Stated exercise.
Using the entries that follow, collect the lines where the word "Naive" appears.

Dataset content.
::::
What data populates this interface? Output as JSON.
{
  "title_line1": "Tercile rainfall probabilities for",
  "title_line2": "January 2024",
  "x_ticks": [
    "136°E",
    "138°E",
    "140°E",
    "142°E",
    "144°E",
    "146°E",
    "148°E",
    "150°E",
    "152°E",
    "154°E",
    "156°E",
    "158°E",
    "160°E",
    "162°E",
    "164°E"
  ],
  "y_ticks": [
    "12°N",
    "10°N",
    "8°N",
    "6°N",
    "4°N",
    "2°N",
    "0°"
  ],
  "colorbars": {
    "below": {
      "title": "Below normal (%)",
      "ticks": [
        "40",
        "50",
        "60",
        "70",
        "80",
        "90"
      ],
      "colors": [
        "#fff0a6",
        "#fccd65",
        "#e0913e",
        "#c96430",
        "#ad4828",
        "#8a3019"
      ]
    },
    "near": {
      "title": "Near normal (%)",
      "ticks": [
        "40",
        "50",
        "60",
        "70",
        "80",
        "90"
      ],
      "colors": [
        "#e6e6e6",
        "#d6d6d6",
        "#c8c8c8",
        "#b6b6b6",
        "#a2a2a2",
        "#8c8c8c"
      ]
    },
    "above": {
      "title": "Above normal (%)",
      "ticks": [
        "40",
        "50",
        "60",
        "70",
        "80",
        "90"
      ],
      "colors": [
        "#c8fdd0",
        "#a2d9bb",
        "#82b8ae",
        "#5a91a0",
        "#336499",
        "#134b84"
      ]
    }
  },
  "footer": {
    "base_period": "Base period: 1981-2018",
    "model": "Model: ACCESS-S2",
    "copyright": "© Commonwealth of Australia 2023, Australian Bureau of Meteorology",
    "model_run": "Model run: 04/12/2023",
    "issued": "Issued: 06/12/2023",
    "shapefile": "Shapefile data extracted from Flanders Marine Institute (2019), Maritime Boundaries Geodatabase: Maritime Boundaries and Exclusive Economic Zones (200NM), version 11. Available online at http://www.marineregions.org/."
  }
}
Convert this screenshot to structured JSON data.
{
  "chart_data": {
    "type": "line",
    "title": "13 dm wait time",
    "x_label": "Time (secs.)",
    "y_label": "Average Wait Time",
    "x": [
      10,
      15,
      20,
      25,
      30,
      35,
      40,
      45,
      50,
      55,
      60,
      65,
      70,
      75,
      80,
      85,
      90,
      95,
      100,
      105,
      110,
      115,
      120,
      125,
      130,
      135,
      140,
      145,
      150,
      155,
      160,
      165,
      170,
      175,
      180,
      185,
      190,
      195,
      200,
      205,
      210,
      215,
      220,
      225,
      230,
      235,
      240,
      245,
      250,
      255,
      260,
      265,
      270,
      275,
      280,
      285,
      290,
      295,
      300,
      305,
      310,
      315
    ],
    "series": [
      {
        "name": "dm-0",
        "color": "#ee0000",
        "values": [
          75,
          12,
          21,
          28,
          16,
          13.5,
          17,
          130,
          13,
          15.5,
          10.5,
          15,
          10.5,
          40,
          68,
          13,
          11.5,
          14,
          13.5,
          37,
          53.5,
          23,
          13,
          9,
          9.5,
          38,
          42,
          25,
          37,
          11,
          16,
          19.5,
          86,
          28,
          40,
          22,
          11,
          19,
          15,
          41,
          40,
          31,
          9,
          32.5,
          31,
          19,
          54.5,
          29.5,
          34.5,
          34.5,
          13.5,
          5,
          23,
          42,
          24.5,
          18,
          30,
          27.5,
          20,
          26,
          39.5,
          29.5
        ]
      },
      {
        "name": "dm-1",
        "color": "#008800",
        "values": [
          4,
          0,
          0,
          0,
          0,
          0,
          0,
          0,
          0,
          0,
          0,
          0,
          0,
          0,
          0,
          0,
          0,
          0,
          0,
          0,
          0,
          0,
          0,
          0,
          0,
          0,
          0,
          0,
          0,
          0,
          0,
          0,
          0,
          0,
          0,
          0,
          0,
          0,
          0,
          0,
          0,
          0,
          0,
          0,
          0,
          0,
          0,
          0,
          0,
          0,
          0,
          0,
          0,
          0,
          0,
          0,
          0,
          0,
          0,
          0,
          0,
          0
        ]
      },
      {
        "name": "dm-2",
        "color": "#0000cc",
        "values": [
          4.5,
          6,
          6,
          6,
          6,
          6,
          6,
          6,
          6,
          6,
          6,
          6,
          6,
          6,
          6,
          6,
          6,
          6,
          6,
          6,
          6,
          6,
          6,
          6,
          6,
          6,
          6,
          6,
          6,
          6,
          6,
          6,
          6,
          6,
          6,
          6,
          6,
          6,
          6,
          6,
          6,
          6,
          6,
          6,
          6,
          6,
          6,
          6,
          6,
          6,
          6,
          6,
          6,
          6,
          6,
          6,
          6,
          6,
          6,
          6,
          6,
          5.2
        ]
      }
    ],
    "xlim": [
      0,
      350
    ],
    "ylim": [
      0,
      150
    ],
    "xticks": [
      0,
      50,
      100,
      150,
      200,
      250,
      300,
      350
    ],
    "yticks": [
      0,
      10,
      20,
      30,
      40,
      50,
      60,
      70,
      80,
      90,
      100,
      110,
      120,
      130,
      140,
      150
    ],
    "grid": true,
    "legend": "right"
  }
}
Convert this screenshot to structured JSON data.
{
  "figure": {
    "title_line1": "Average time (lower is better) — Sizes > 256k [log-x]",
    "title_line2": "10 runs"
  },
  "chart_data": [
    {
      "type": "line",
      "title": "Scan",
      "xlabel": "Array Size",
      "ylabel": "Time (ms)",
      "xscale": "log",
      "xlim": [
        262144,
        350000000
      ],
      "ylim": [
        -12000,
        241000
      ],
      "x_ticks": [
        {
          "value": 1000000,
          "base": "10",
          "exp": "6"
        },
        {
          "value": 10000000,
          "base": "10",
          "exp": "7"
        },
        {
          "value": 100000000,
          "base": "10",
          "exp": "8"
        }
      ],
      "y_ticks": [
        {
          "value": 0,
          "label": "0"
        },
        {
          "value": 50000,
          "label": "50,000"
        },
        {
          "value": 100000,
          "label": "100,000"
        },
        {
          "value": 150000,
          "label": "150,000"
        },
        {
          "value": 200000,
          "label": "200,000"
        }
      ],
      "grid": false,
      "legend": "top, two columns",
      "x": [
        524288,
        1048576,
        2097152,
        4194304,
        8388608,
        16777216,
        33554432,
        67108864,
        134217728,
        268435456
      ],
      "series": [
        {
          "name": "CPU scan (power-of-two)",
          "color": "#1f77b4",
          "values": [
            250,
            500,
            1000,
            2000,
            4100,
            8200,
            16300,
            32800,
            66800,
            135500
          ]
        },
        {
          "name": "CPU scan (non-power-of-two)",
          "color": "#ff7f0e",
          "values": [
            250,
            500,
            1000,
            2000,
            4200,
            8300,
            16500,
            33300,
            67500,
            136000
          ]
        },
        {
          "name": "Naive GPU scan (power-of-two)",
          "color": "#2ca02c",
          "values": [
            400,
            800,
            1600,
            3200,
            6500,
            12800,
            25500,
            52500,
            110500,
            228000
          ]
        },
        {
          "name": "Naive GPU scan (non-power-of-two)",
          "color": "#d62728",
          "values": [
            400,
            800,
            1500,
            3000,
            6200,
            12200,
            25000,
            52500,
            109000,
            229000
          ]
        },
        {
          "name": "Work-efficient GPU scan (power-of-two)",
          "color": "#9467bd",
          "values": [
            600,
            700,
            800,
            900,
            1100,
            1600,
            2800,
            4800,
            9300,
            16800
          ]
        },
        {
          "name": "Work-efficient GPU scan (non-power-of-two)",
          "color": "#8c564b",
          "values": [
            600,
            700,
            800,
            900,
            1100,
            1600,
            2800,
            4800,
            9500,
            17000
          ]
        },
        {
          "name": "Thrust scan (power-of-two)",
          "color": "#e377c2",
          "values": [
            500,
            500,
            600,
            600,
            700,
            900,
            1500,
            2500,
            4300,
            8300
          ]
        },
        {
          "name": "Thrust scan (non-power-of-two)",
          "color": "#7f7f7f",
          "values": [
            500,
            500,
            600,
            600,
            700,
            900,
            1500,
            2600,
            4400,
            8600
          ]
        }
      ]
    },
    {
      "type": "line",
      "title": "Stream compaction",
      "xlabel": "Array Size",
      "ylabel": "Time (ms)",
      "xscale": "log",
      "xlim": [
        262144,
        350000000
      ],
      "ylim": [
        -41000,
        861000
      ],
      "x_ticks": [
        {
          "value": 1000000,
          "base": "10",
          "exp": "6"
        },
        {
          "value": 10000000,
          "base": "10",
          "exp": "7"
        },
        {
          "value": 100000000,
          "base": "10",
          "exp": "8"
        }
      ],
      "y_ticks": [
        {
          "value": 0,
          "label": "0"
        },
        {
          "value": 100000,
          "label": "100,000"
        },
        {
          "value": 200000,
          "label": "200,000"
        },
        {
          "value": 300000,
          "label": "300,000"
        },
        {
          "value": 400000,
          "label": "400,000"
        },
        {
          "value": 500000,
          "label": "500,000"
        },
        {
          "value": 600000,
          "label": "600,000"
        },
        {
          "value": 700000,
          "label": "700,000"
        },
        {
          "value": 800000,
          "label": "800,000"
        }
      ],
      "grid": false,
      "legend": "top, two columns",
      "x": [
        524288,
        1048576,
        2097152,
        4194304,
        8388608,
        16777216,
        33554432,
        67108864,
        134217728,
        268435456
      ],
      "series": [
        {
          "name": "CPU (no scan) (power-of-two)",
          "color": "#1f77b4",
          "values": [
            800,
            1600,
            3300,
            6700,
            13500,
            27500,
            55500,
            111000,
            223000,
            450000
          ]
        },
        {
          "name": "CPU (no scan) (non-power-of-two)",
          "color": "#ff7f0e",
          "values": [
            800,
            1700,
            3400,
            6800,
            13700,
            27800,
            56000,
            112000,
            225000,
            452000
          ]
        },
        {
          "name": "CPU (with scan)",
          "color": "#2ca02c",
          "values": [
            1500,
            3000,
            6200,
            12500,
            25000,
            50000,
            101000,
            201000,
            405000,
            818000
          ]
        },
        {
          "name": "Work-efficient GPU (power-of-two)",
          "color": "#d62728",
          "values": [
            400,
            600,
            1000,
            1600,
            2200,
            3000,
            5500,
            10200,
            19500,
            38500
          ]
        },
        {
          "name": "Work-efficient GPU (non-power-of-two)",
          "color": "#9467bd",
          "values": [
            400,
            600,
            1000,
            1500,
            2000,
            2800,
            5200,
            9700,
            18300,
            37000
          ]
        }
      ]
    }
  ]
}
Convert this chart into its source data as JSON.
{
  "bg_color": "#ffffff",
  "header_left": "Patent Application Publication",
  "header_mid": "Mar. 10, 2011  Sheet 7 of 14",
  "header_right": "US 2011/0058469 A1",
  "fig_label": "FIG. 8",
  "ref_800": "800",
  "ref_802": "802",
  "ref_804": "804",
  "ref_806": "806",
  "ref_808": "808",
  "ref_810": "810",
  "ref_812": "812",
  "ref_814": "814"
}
::::
Answer for the task.
          "name": "Naive GPU scan (power-of-two)",
          "name": "Naive GPU scan (non-power-of-two)",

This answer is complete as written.